AIM OF THE EXERCISE: Line count for "Хронология": say how many lines of the data contain it, with no other text.

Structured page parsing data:
········

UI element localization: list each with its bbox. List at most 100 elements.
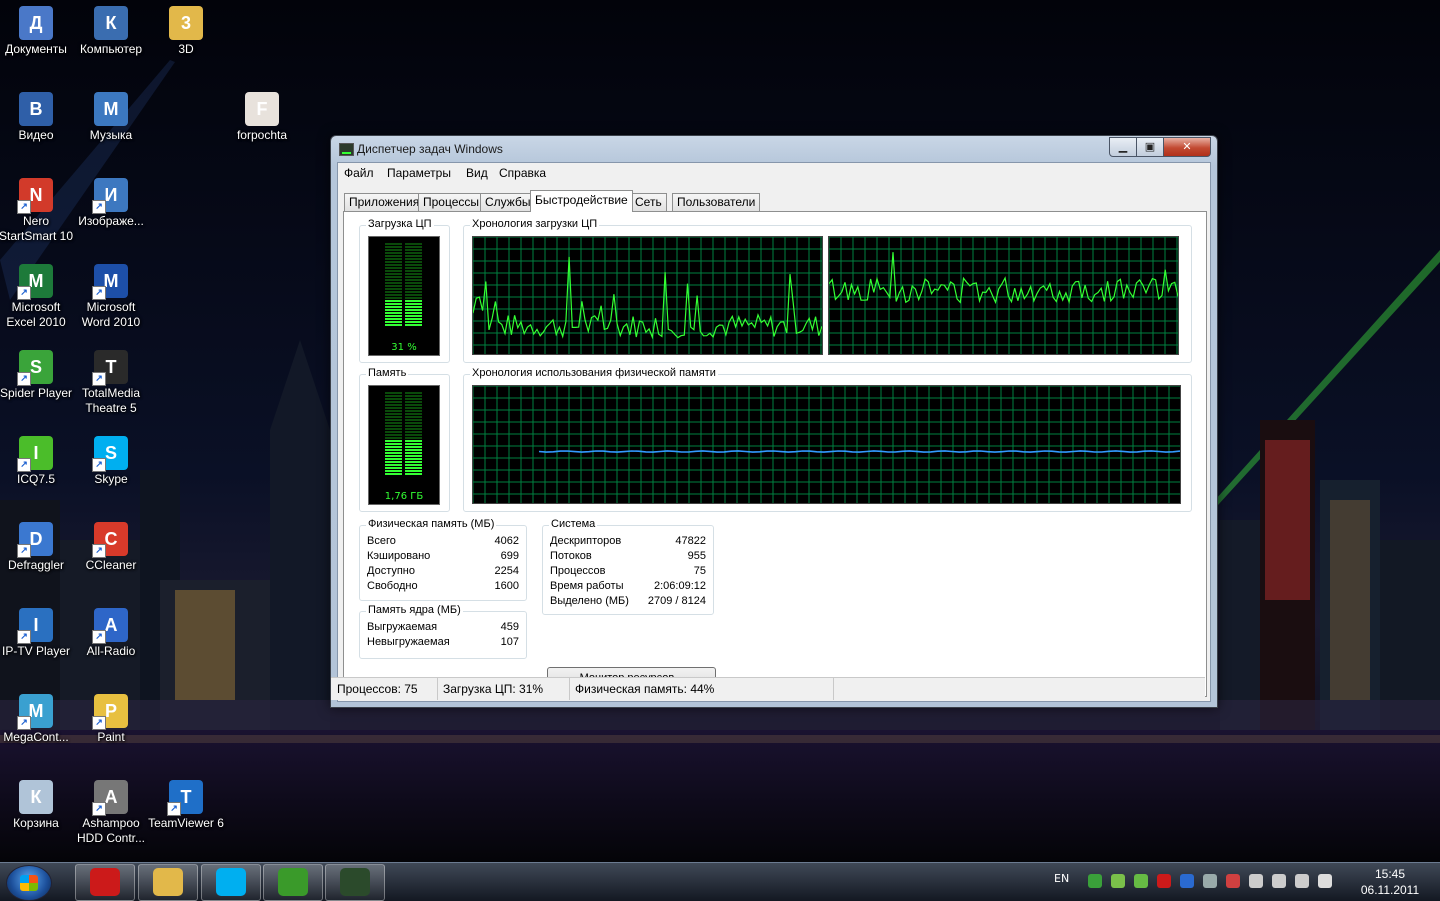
- meter-segment: [385, 294, 402, 296]
- status-cpu: Загрузка ЦП: 31%: [439, 678, 570, 700]
- desktop-shortcut[interactable]: T ↗ TeamViewer 6: [148, 780, 224, 831]
- tab-networking[interactable]: Сеть: [630, 193, 667, 211]
- security-icon[interactable]: [1134, 874, 1148, 888]
- meter-segment: [385, 315, 402, 317]
- meter-segment: [385, 303, 402, 305]
- desktop-shortcut[interactable]: В Видео: [0, 92, 74, 143]
- close-icon: ✕: [1182, 140, 1192, 153]
- meter-segment: [405, 416, 422, 418]
- menu-view[interactable]: Вид: [466, 166, 488, 180]
- desktop-shortcut[interactable]: Д Документы: [0, 6, 74, 57]
- cpu-usage-group: Загрузка ЦП 31 %: [359, 218, 450, 363]
- info-value: 1600: [494, 580, 519, 592]
- desktop-shortcut[interactable]: 3 3D: [148, 6, 224, 57]
- meter-segment: [405, 255, 422, 257]
- meter-segment: [405, 270, 422, 272]
- minimize-icon: ▁: [1118, 140, 1128, 153]
- desktop-shortcut[interactable]: I ↗ ICQ7.5: [0, 436, 74, 487]
- computer-icon: К: [94, 6, 128, 40]
- desktop-shortcut[interactable]: S ↗ Skype: [73, 436, 149, 487]
- taskbar-button[interactable]: [325, 864, 385, 901]
- desktop-shortcut[interactable]: A ↗ All-Radio: [73, 608, 149, 659]
- device-icon[interactable]: [1249, 874, 1263, 888]
- tab-processes[interactable]: Процессы: [418, 193, 485, 211]
- clock[interactable]: 15:45 06.11.2011: [1350, 866, 1430, 898]
- meter-segment: [405, 303, 422, 305]
- recycle-bin-icon: К: [19, 780, 53, 814]
- taskbar-button[interactable]: [138, 864, 198, 901]
- usb-icon[interactable]: [1203, 874, 1217, 888]
- shortcut-arrow-icon: ↗: [17, 630, 31, 644]
- desktop-shortcut[interactable]: M ↗ MegaCont...: [0, 694, 74, 745]
- desktop-shortcut[interactable]: D ↗ Defraggler: [0, 522, 74, 573]
- desktop-shortcut[interactable]: P ↗ Paint: [73, 694, 149, 745]
- meter-segment: [385, 276, 402, 278]
- monitor-icon[interactable]: [1295, 874, 1309, 888]
- desktop-shortcut-label: Defraggler: [7, 558, 65, 572]
- maximize-button[interactable]: ▣: [1136, 137, 1164, 157]
- meter-segment: [405, 306, 422, 308]
- meter-segment: [405, 455, 422, 457]
- minimize-button[interactable]: ▁: [1109, 137, 1137, 157]
- meter-segment: [385, 431, 402, 433]
- update-icon[interactable]: [1111, 874, 1125, 888]
- desktop-shortcut-label: 3D: [178, 42, 194, 56]
- skype-icon: S ↗: [92, 436, 128, 472]
- close-button[interactable]: ✕: [1163, 137, 1211, 157]
- meter-segment: [405, 473, 422, 475]
- opera-tray-icon[interactable]: [1157, 874, 1171, 888]
- shortcut-arrow-icon: ↗: [92, 716, 106, 730]
- desktop-shortcut-label: Spider Player: [0, 386, 73, 400]
- shortcut-arrow-icon: ↗: [17, 200, 31, 214]
- shortcut-arrow-icon: ↗: [92, 458, 106, 472]
- desktop-shortcut[interactable]: И ↗ Изображе...: [73, 178, 149, 229]
- taskbar: EN 15:45 06.11.2011: [0, 862, 1440, 901]
- kernel-memory-label: Память ядра (МБ): [366, 604, 463, 616]
- bluetooth-icon[interactable]: [1180, 874, 1194, 888]
- desktop-shortcut[interactable]: T ↗ TotalMedia Theatre 5: [73, 350, 149, 416]
- tab-performance[interactable]: Быстродействие: [530, 190, 633, 212]
- memory-history-graph: [472, 385, 1181, 504]
- desktop-shortcut[interactable]: К Компьютер: [73, 6, 149, 57]
- cpu-history-group: Хронология загрузки ЦП: [463, 218, 1192, 363]
- desktop-shortcut-label: TeamViewer 6: [148, 816, 224, 830]
- task-manager-app-icon: [339, 143, 354, 156]
- desktop-shortcut-label: MegaCont...: [3, 730, 69, 744]
- desktop-shortcut[interactable]: A ↗ Ashampoo HDD Contr...: [73, 780, 149, 846]
- task-manager-window[interactable]: Диспетчер задач Windows ▁ ▣ ✕ Файл Парам…: [330, 135, 1218, 708]
- taskbar-button[interactable]: [201, 864, 261, 901]
- tab-users[interactable]: Пользователи: [672, 193, 761, 211]
- meter-segment: [405, 404, 422, 406]
- tab-applications[interactable]: Приложения: [344, 193, 425, 211]
- explorer-icon: [153, 868, 183, 896]
- meter-segment: [385, 249, 402, 251]
- desktop-shortcut[interactable]: S ↗ Spider Player: [0, 350, 74, 401]
- desktop-shortcut[interactable]: M ↗ Microsoft Word 2010: [73, 264, 149, 330]
- desktop-shortcut[interactable]: Fforpochta: [224, 92, 300, 143]
- meter-segment: [385, 288, 402, 290]
- meter-segment: [385, 404, 402, 406]
- desktop-shortcut[interactable]: M ↗ Microsoft Excel 2010: [0, 264, 74, 330]
- antivirus-icon[interactable]: [1226, 874, 1240, 888]
- network-icon[interactable]: [1088, 874, 1102, 888]
- meter-segment: [405, 261, 422, 263]
- volume-icon[interactable]: [1318, 874, 1332, 888]
- taskbar-button[interactable]: [263, 864, 323, 901]
- performance-panel: Загрузка ЦП 31 % Хронология загрузки ЦП …: [343, 211, 1207, 697]
- desktop-shortcut[interactable]: М Музыка: [73, 92, 149, 143]
- cpu-meter-bars: [385, 243, 422, 326]
- menu-file[interactable]: Файл: [344, 166, 374, 180]
- taskbar-button[interactable]: [75, 864, 135, 901]
- tab-services[interactable]: Службы: [480, 193, 536, 211]
- menu-help[interactable]: Справка: [499, 166, 546, 180]
- desktop-shortcut[interactable]: I ↗ IP-TV Player: [0, 608, 74, 659]
- menu-options[interactable]: Параметры: [387, 166, 451, 180]
- desktop-shortcut-label: Microsoft Word 2010: [81, 300, 141, 329]
- desktop-shortcut-label: All-Radio: [86, 644, 136, 658]
- desktop-shortcut[interactable]: N ↗ Nero StartSmart 10: [0, 178, 74, 244]
- meter-segment: [405, 312, 422, 314]
- desktop-shortcut[interactable]: C ↗ CCleaner: [73, 522, 149, 573]
- desktop-shortcut[interactable]: К Корзина: [0, 780, 74, 831]
- start-button[interactable]: [6, 865, 52, 901]
- print-icon[interactable]: [1272, 874, 1286, 888]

········

ANSWER: 2